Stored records
____

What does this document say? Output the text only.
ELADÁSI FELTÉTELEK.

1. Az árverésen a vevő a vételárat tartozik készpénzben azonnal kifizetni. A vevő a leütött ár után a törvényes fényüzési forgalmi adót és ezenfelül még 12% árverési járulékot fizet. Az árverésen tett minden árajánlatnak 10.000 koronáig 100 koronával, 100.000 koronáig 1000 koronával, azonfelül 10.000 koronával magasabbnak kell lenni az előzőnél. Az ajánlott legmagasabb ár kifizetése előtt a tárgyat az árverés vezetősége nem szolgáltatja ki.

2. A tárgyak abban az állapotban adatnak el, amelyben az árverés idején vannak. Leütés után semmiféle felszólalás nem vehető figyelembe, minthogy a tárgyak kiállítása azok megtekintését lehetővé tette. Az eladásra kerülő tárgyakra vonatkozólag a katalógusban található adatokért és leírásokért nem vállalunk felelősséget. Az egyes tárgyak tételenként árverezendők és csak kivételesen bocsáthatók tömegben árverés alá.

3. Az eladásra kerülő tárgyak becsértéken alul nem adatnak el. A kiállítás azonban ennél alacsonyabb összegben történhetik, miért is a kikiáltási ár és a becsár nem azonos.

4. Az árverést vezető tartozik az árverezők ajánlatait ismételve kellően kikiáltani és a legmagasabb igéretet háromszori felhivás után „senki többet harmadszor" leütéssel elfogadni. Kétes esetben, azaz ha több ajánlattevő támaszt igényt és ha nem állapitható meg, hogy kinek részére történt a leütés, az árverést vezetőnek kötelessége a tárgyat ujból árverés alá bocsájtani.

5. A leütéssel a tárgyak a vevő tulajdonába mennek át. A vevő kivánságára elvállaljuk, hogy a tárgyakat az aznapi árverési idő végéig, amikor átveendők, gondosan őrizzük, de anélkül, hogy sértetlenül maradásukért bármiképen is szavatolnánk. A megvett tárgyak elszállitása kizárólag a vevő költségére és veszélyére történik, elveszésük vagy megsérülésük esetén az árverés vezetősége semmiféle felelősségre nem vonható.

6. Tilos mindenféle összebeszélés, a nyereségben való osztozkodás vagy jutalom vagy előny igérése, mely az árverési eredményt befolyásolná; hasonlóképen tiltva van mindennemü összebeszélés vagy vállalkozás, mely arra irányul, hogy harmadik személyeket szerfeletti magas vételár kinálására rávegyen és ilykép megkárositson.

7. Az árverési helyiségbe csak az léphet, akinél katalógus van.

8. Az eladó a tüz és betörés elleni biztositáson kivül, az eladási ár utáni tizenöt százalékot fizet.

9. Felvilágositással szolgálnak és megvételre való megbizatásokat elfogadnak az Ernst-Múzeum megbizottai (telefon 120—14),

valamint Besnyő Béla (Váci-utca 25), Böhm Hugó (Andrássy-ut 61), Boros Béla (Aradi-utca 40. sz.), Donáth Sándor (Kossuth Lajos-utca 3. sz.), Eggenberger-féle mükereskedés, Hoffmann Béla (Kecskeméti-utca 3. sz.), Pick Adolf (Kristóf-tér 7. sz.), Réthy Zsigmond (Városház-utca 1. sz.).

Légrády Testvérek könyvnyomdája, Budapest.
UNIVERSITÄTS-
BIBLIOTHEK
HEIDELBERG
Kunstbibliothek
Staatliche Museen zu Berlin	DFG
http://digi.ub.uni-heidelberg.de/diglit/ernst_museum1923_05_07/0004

____

● **What you are asked to do**
Write out the records above again, keeping each one identical to the original.

● **Full solution**
What does this document say? Output the text only.
ELADÁSI FELTÉTELEK.

1. Az árverésen a vevő a vételárat tartozik készpénzben azonnal kifizetni. A vevő a leütött ár után a törvényes fényüzési forgalmi adót és ezenfelül még 12% árverési járulékot fizet. Az árverésen tett minden árajánlatnak 10.000 koronáig 100 koronával, 100.000 koronáig 1000 koronával, azonfelül 10.000 koronával magasabbnak kell lenni az előzőnél. Az ajánlott legmagasabb ár kifizetése előtt a tárgyat az árverés vezetősége nem szolgáltatja ki.

2. A tárgyak abban az állapotban adatnak el, amelyben az árverés idején vannak. Leütés után semmiféle felszólalás nem vehető figyelembe, minthogy a tárgyak kiállítása azok megtekintését lehetővé tette. Az eladásra kerülő tárgyakra vonatkozólag a katalógusban található adatokért és leírásokért nem vállalunk felelősséget. Az egyes tárgyak tételenként árverezendők és csak kivételesen bocsáthatók tömegben árverés alá.

3. Az eladásra kerülő tárgyak becsértéken alul nem adatnak el. A kiállítás azonban ennél alacsonyabb összegben történhetik, miért is a kikiáltási ár és a becsár nem azonos.

4. Az árverést vezető tartozik az árverezők ajánlatait ismételve kellően kikiáltani és a legmagasabb igéretet háromszori felhivás után „senki többet harmadszor" leütéssel elfogadni. Kétes esetben, azaz ha több ajánlattevő támaszt igényt és ha nem állapitható meg, hogy kinek részére történt a leütés, az árverést vezetőnek kötelessége a tárgyat ujból árverés alá bocsájtani.

5. A leütéssel a tárgyak a vevő tulajdonába mennek át. A vevő kivánságára elvállaljuk, hogy a tárgyakat az aznapi árverési idő végéig, amikor átveendők, gondosan őrizzük, de anélkül, hogy sértetlenül maradásukért bármiképen is szavatolnánk. A megvett tárgyak elszállitása kizárólag a vevő költségére és veszélyére történik, elveszésük vagy megsérülésük esetén az árverés vezetősége semmiféle felelősségre nem vonható.

6. Tilos mindenféle összebeszélés, a nyereségben való osztozkodás vagy jutalom vagy előny igérése, mely az árverési eredményt befolyásolná; hasonlóképen tiltva van mindennemü összebeszélés vagy vállalkozás, mely arra irányul, hogy harmadik személyeket szerfeletti magas vételár kinálására rávegyen és ilykép megkárositson.

7. Az árverési helyiségbe csak az léphet, akinél katalógus van.

8. Az eladó a tüz és betörés elleni biztositáson kivül, az eladási ár utáni tizenöt százalékot fizet.

9. Felvilágositással szolgálnak és megvételre való megbizatásokat elfogadnak az Ernst-Múzeum megbizottai (telefon 120—14),

valamint Besnyő Béla (Váci-utca 25), Böhm Hugó (Andrássy-ut 61), Boros Béla (Aradi-utca 40. sz.), Donáth Sándor (Kossuth Lajos-utca 3. sz.), Eggenberger-féle mükereskedés, Hoffmann Béla (Kecskeméti-utca 3. sz.), Pick Adolf (Kristóf-tér 7. sz.), Réthy Zsigmond (Városház-utca 1. sz.).

Légrády Testvérek könyvnyomdája, Budapest.
UNIVERSITÄTS-
BIBLIOTHEK
HEIDELBERG
Kunstbibliothek
Staatliche Museen zu Berlin	DFG
http://digi.ub.uni-heidelberg.de/diglit/ernst_museum1923_05_07/0004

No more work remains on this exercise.